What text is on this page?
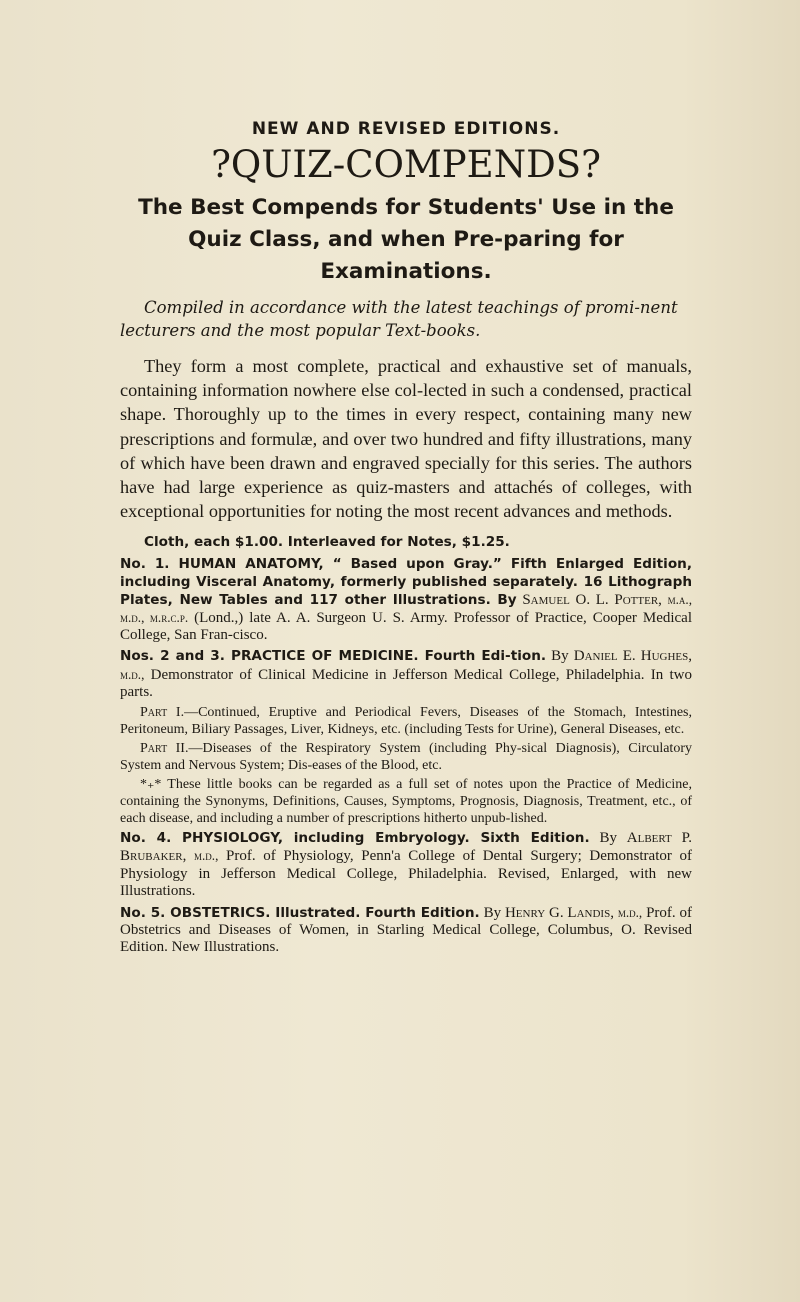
NEW AND REVISED EDITIONS.

?QUIZ-COMPENDS?

The Best Compends for Students' Use in the Quiz Class, and when Pre-paring for Examinations.

Compiled in accordance with the latest teachings of promi-nent lecturers and the most popular Text-books.

They form a most complete, practical and exhaustive set of manuals, containing information nowhere else col-lected in such a condensed, practical shape. Thoroughly up to the times in every respect, containing many new prescriptions and formulæ, and over two hundred and fifty illustrations, many of which have been drawn and engraved specially for this series. The authors have had large experience as quiz-masters and attachés of colleges, with exceptional opportunities for noting the most recent advances and methods.

Cloth, each $1.00. Interleaved for Notes, $1.25.

No. 1. HUMAN ANATOMY, “ Based upon Gray.” Fifth Enlarged Edition, including Visceral Anatomy, formerly published separately. 16 Lithograph Plates, New Tables and 117 other Illustrations. By Samuel O. L. Potter, m.a., m.d., m.r.c.p. (Lond.,) late A. A. Surgeon U. S. Army. Professor of Practice, Cooper Medical College, San Fran-cisco.

Nos. 2 and 3. PRACTICE OF MEDICINE. Fourth Edi-tion. By Daniel E. Hughes, m.d., Demonstrator of Clinical Medicine in Jefferson Medical College, Philadelphia. In two parts.

Part I.—Continued, Eruptive and Periodical Fevers, Diseases of the Stomach, Intestines, Peritoneum, Biliary Passages, Liver, Kidneys, etc. (including Tests for Urine), General Diseases, etc.

Part II.—Diseases of the Respiratory System (including Phy-sical Diagnosis), Circulatory System and Nervous System; Dis-eases of the Blood, etc.

*₊* These little books can be regarded as a full set of notes upon the Practice of Medicine, containing the Synonyms, Definitions, Causes, Symptoms, Prognosis, Diagnosis, Treatment, etc., of each disease, and including a number of prescriptions hitherto unpub-lished.

No. 4. PHYSIOLOGY, including Embryology. Sixth Edition. By Albert P. Brubaker, m.d., Prof. of Physiology, Penn'a College of Dental Surgery; Demonstrator of Physiology in Jefferson Medical College, Philadelphia. Revised, Enlarged, with new Illustrations.

No. 5. OBSTETRICS. Illustrated. Fourth Edition. By Henry G. Landis, m.d., Prof. of Obstetrics and Diseases of Women, in Starling Medical College, Columbus, O. Revised Edition. New Illustrations.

+---+

Work instructions:
Quote every record above exactly, leaving out any pictures.

Response for this exercise:
What text is on this page?
NEW AND REVISED EDITIONS.

?QUIZ-COMPENDS?

The Best Compends for Students' Use in the Quiz Class, and when Pre-paring for Examinations.

Compiled in accordance with the latest teachings of promi-nent lecturers and the most popular Text-books.

They form a most complete, practical and exhaustive set of manuals, containing information nowhere else col-lected in such a condensed, practical shape. Thoroughly up to the times in every respect, containing many new prescriptions and formulæ, and over two hundred and fifty illustrations, many of which have been drawn and engraved specially for this series. The authors have had large experience as quiz-masters and attachés of colleges, with exceptional opportunities for noting the most recent advances and methods.

Cloth, each $1.00. Interleaved for Notes, $1.25.

No. 1. HUMAN ANATOMY, “ Based upon Gray.” Fifth Enlarged Edition, including Visceral Anatomy, formerly published separately. 16 Lithograph Plates, New Tables and 117 other Illustrations. By Samuel O. L. Potter, m.a., m.d., m.r.c.p. (Lond.,) late A. A. Surgeon U. S. Army. Professor of Practice, Cooper Medical College, San Fran-cisco.

Nos. 2 and 3. PRACTICE OF MEDICINE. Fourth Edi-tion. By Daniel E. Hughes, m.d., Demonstrator of Clinical Medicine in Jefferson Medical College, Philadelphia. In two parts.

Part I.—Continued, Eruptive and Periodical Fevers, Diseases of the Stomach, Intestines, Peritoneum, Biliary Passages, Liver, Kidneys, etc. (including Tests for Urine), General Diseases, etc.

Part II.—Diseases of the Respiratory System (including Phy-sical Diagnosis), Circulatory System and Nervous System; Dis-eases of the Blood, etc.

*₊* These little books can be regarded as a full set of notes upon the Practice of Medicine, containing the Synonyms, Definitions, Causes, Symptoms, Prognosis, Diagnosis, Treatment, etc., of each disease, and including a number of prescriptions hitherto unpub-lished.

No. 4. PHYSIOLOGY, including Embryology. Sixth Edition. By Albert P. Brubaker, m.d., Prof. of Physiology, Penn'a College of Dental Surgery; Demonstrator of Physiology in Jefferson Medical College, Philadelphia. Revised, Enlarged, with new Illustrations.

No. 5. OBSTETRICS. Illustrated. Fourth Edition. By Henry G. Landis, m.d., Prof. of Obstetrics and Diseases of Women, in Starling Medical College, Columbus, O. Revised Edition. New Illustrations.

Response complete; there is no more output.